Saved entries:
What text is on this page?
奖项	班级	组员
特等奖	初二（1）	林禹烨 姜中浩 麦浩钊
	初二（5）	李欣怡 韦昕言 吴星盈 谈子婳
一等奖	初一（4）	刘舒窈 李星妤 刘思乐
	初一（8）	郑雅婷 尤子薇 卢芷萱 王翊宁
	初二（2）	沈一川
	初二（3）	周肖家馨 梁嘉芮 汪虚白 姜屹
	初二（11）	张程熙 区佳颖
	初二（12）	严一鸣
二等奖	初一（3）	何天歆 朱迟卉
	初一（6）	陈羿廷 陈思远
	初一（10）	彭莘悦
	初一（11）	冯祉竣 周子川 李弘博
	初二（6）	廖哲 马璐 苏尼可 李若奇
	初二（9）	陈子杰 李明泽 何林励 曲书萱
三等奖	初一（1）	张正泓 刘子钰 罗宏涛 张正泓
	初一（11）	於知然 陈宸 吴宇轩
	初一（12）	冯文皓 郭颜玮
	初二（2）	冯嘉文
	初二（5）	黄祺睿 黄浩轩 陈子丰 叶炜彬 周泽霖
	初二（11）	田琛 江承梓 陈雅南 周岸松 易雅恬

_WORK INSTRUCTIONS_
Repeat the lines above exactly.

_EXPECTED ANSWER_
What text is on this page?
奖项	班级	组员
特等奖	初二（1）	林禹烨 姜中浩 麦浩钊
	初二（5）	李欣怡 韦昕言 吴星盈 谈子婳
一等奖	初一（4）	刘舒窈 李星妤 刘思乐
	初一（8）	郑雅婷 尤子薇 卢芷萱 王翊宁
	初二（2）	沈一川
	初二（3）	周肖家馨 梁嘉芮 汪虚白 姜屹
	初二（11）	张程熙 区佳颖
	初二（12）	严一鸣
二等奖	初一（3）	何天歆 朱迟卉
	初一（6）	陈羿廷 陈思远
	初一（10）	彭莘悦
	初一（11）	冯祉竣 周子川 李弘博
	初二（6）	廖哲 马璐 苏尼可 李若奇
	初二（9）	陈子杰 李明泽 何林励 曲书萱
三等奖	初一（1）	张正泓 刘子钰 罗宏涛 张正泓
	初一（11）	於知然 陈宸 吴宇轩
	初一（12）	冯文皓 郭颜玮
	初二（2）	冯嘉文
	初二（5）	黄祺睿 黄浩轩 陈子丰 叶炜彬 周泽霖
	初二（11）	田琛 江承梓 陈雅南 周岸松 易雅恬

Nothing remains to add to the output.